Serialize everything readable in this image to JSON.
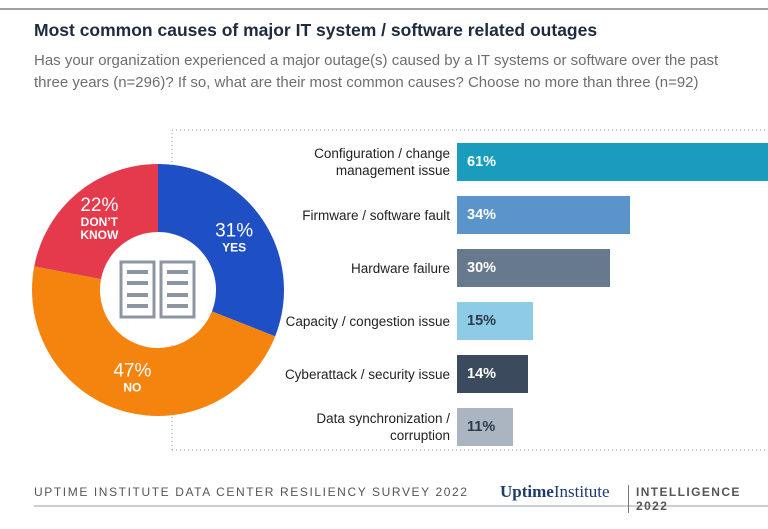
{
  "title": "Most common causes of major IT system / software related outages",
  "subtitle": "Has your organization experienced a major outage(s) caused by a IT systems or software over the past three years (n=296)? If so, what are their most common causes? Choose no more than three (n=92)",
  "chart_data": [
    {
      "type": "donut",
      "categories": [
        "YES",
        "NO",
        "DON’T KNOW"
      ],
      "values": [
        31,
        47,
        22
      ],
      "value_labels": [
        "31%",
        "47%",
        "22%"
      ],
      "colors": [
        "#1f4fc4",
        "#f5840f",
        "#e43a4c"
      ]
    },
    {
      "type": "hbar",
      "categories": [
        "Configuration / change management issue",
        "Firmware / software fault",
        "Hardware failure",
        "Capacity / congestion issue",
        "Cyberattack / security issue",
        "Data synchronization / corruption"
      ],
      "values": [
        61,
        34,
        30,
        15,
        14,
        11
      ],
      "value_labels": [
        "61%",
        "34%",
        "30%",
        "15%",
        "14%",
        "11%"
      ],
      "colors": [
        "#1a9cbf",
        "#5a94cb",
        "#67798c",
        "#8ecbe7",
        "#3c4a5e",
        "#abb4c1"
      ]
    }
  ],
  "footer": {
    "source": "UPTIME INSTITUTE DATA CENTER RESILIENCY SURVEY 2022",
    "brand_bold": "Uptime",
    "brand_regular": "Institute",
    "tag": "INTELLIGENCE 2022"
  }
}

# # #

* [Task description]:
Quote all the lines above exactly as given. Do not include the pictures.

* [Written response]:
Serialize everything readable in this image to JSON.
{
  "title": "Most common causes of major IT system / software related outages",
  "subtitle": "Has your organization experienced a major outage(s) caused by a IT systems or software over the past three years (n=296)? If so, what are their most common causes? Choose no more than three (n=92)",
  "chart_data": [
    {
      "type": "donut",
      "categories": [
        "YES",
        "NO",
        "DON’T KNOW"
      ],
      "values": [
        31,
        47,
        22
      ],
      "value_labels": [
        "31%",
        "47%",
        "22%"
      ],
      "colors": [
        "#1f4fc4",
        "#f5840f",
        "#e43a4c"
      ]
    },
    {
      "type": "hbar",
      "categories": [
        "Configuration / change management issue",
        "Firmware / software fault",
        "Hardware failure",
        "Capacity / congestion issue",
        "Cyberattack / security issue",
        "Data synchronization / corruption"
      ],
      "values": [
        61,
        34,
        30,
        15,
        14,
        11
      ],
      "value_labels": [
        "61%",
        "34%",
        "30%",
        "15%",
        "14%",
        "11%"
      ],
      "colors": [
        "#1a9cbf",
        "#5a94cb",
        "#67798c",
        "#8ecbe7",
        "#3c4a5e",
        "#abb4c1"
      ]
    }
  ],
  "footer": {
    "source": "UPTIME INSTITUTE DATA CENTER RESILIENCY SURVEY 2022",
    "brand_bold": "Uptime",
    "brand_regular": "Institute",
    "tag": "INTELLIGENCE 2022"
  }
}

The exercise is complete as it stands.